== Data to process ==
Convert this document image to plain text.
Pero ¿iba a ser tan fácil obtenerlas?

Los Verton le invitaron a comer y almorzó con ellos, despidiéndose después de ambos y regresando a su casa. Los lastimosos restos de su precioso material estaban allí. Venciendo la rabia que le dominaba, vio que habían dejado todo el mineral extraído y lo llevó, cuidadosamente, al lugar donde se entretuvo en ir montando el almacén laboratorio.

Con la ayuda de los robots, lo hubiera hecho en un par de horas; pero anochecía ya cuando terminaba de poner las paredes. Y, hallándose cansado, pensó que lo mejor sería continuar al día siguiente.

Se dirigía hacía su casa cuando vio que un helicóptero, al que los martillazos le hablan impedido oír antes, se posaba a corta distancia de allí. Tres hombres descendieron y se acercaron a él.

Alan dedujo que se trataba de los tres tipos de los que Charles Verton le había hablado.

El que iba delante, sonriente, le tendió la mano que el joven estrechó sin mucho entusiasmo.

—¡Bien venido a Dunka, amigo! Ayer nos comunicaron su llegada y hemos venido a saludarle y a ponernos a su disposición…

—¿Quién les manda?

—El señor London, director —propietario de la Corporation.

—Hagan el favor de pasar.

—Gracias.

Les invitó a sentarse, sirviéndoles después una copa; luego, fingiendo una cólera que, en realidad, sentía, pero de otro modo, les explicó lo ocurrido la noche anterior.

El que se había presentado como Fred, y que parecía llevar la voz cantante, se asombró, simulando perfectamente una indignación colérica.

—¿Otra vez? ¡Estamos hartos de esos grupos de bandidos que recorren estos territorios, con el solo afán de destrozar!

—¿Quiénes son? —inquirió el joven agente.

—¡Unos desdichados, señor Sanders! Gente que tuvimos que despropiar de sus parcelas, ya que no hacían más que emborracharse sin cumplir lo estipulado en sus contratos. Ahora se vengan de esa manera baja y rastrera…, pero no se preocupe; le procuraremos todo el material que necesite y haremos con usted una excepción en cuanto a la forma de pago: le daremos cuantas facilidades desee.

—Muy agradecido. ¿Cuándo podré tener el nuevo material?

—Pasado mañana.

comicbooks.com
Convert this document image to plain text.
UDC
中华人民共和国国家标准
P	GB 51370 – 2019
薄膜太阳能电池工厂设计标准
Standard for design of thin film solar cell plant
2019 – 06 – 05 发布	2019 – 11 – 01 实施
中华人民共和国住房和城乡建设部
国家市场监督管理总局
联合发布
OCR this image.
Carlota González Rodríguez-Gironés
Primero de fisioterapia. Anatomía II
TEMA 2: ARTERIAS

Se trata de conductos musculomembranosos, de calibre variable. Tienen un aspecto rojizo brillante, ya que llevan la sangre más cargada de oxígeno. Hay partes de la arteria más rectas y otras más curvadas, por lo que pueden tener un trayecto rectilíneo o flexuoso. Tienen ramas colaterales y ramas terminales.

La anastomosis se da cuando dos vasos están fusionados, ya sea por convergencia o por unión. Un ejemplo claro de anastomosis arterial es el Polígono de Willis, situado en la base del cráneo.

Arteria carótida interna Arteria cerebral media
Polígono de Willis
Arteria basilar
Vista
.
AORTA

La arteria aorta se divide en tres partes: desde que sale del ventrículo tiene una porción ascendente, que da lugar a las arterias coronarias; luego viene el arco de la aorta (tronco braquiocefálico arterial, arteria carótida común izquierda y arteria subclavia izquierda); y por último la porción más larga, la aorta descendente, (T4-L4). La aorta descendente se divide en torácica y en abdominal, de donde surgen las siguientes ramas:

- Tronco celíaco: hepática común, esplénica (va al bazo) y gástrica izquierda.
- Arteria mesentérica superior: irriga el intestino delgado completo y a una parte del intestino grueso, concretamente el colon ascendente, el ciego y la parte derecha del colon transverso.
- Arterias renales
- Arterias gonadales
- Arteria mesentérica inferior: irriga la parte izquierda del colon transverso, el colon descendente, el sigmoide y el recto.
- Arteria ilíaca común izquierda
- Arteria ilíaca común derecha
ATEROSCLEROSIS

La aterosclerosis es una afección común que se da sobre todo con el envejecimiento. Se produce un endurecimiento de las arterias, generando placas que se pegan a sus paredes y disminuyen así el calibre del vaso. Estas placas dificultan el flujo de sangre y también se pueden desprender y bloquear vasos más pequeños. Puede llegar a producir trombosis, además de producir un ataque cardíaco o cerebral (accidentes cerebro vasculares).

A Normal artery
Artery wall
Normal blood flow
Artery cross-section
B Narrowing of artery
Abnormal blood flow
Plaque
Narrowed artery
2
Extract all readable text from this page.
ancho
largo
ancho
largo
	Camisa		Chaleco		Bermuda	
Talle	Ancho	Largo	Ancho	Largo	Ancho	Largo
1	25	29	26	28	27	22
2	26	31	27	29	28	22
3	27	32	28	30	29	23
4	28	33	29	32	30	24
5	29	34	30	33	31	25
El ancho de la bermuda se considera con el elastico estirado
===
# [Exercise objective]
Reply with the number of lines in the material above that contain "colon", and nothing more.

# [Solved exercise]
2